Items from a dataset
------
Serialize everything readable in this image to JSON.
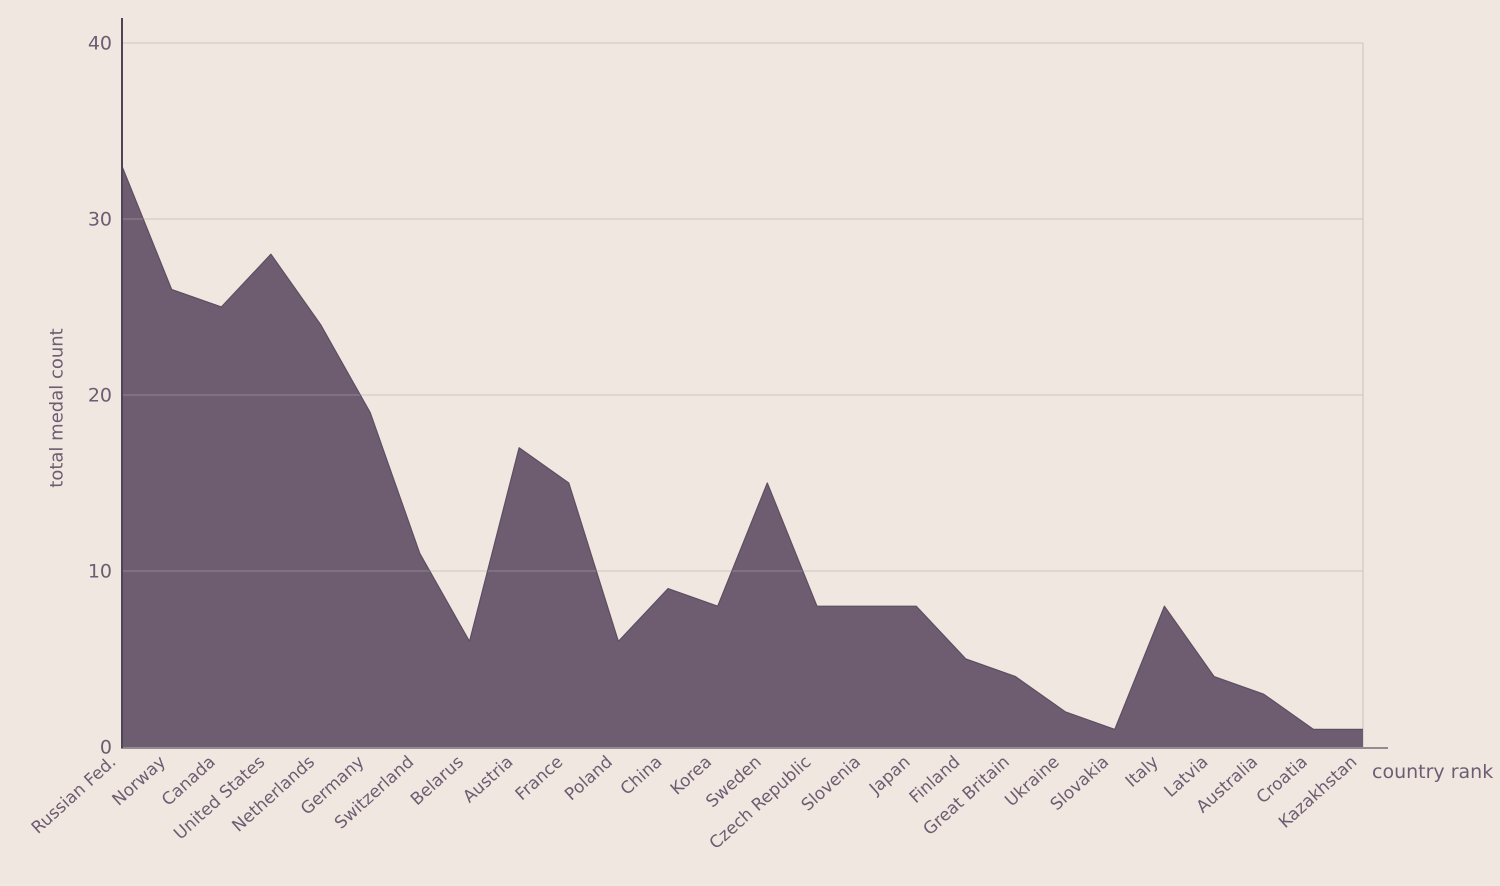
{
  "style": {
    "background": "#f0e8e0",
    "area_fill": "#6e5d70",
    "area_edge": "#5e4e63",
    "grid_color": "#d7d0c9",
    "grid_over_area": "rgba(255,255,255,0.17)",
    "axis_line": "#4e4457",
    "baseline_line": "rgba(73,62,80,0.55)",
    "text_color": "#6d5c72"
  },
  "chart_data": {
    "type": "area",
    "title": "",
    "xlabel": "country rank",
    "ylabel": "total medal count",
    "categories": [
      "Russian Fed.",
      "Norway",
      "Canada",
      "United States",
      "Netherlands",
      "Germany",
      "Switzerland",
      "Belarus",
      "Austria",
      "France",
      "Poland",
      "China",
      "Korea",
      "Sweden",
      "Czech Republic",
      "Slovenia",
      "Japan",
      "Finland",
      "Great Britain",
      "Ukraine",
      "Slovakia",
      "Italy",
      "Latvia",
      "Australia",
      "Croatia",
      "Kazakhstan"
    ],
    "values": [
      33,
      26,
      25,
      28,
      24,
      19,
      11,
      6,
      17,
      15,
      6,
      9,
      8,
      15,
      8,
      8,
      8,
      5,
      4,
      2,
      1,
      8,
      4,
      3,
      1,
      1
    ],
    "series_name": "total medal count",
    "ylim": [
      0,
      40
    ],
    "yticks": [
      0,
      10,
      20,
      30,
      40
    ],
    "grid": true,
    "legend_position": "none",
    "x_tick_rotation_deg": -42
  }
}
------
Copy the records above exactly. The pictures are not part of the copy.

Serialize everything readable in this image to JSON.
{
  "style": {
    "background": "#f0e8e0",
    "area_fill": "#6e5d70",
    "area_edge": "#5e4e63",
    "grid_color": "#d7d0c9",
    "grid_over_area": "rgba(255,255,255,0.17)",
    "axis_line": "#4e4457",
    "baseline_line": "rgba(73,62,80,0.55)",
    "text_color": "#6d5c72"
  },
  "chart_data": {
    "type": "area",
    "title": "",
    "xlabel": "country rank",
    "ylabel": "total medal count",
    "categories": [
      "Russian Fed.",
      "Norway",
      "Canada",
      "United States",
      "Netherlands",
      "Germany",
      "Switzerland",
      "Belarus",
      "Austria",
      "France",
      "Poland",
      "China",
      "Korea",
      "Sweden",
      "Czech Republic",
      "Slovenia",
      "Japan",
      "Finland",
      "Great Britain",
      "Ukraine",
      "Slovakia",
      "Italy",
      "Latvia",
      "Australia",
      "Croatia",
      "Kazakhstan"
    ],
    "values": [
      33,
      26,
      25,
      28,
      24,
      19,
      11,
      6,
      17,
      15,
      6,
      9,
      8,
      15,
      8,
      8,
      8,
      5,
      4,
      2,
      1,
      8,
      4,
      3,
      1,
      1
    ],
    "series_name": "total medal count",
    "ylim": [
      0,
      40
    ],
    "yticks": [
      0,
      10,
      20,
      30,
      40
    ],
    "grid": true,
    "legend_position": "none",
    "x_tick_rotation_deg": -42
  }
}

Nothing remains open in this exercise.